* **SHORT PROBLEM**
Look through the data below. Pick out the lines holding the string "Contacteurs".

Entries from a dataset
....

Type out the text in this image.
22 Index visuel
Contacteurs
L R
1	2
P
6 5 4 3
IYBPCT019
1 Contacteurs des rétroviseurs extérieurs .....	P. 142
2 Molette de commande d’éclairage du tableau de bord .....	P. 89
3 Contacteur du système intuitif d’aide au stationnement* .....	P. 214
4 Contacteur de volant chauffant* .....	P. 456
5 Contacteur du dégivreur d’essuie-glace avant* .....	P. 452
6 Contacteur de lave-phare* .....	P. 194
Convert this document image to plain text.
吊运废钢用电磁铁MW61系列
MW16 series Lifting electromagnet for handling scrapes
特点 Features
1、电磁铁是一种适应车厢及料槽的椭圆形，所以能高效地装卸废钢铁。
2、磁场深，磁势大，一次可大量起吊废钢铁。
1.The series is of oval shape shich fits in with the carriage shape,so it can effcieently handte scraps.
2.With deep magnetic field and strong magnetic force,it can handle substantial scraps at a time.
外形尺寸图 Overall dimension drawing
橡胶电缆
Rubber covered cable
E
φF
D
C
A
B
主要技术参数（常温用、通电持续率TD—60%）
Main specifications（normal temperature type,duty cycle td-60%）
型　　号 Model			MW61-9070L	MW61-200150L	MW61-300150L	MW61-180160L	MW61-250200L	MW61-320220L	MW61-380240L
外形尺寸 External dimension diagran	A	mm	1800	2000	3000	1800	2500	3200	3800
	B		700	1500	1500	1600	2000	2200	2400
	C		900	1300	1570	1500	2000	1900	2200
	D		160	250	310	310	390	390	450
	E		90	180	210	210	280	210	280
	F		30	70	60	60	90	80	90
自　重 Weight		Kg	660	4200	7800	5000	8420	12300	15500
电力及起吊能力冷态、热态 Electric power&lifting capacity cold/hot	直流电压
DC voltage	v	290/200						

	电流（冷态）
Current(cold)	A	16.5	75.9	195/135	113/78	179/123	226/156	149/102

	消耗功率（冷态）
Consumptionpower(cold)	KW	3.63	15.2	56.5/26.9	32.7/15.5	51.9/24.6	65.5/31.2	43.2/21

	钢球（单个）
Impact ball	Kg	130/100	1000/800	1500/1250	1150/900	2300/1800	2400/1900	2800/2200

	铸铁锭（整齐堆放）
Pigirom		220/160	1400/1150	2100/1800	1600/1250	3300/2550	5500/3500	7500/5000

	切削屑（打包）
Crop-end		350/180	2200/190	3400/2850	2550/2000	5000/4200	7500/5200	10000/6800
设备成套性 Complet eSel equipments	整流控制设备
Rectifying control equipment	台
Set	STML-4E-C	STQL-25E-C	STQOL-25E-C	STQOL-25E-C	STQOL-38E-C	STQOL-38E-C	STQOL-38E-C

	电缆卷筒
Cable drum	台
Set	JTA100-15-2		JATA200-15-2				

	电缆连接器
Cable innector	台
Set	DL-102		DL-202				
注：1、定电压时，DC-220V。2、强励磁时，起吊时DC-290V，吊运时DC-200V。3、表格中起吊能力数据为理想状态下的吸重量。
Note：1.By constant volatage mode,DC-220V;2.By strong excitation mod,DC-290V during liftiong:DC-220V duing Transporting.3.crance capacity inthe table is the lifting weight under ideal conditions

....

* **THE COMPLETED TASK**
Contacteurs
1 Contacteurs des rétroviseurs extérieurs .....	P. 142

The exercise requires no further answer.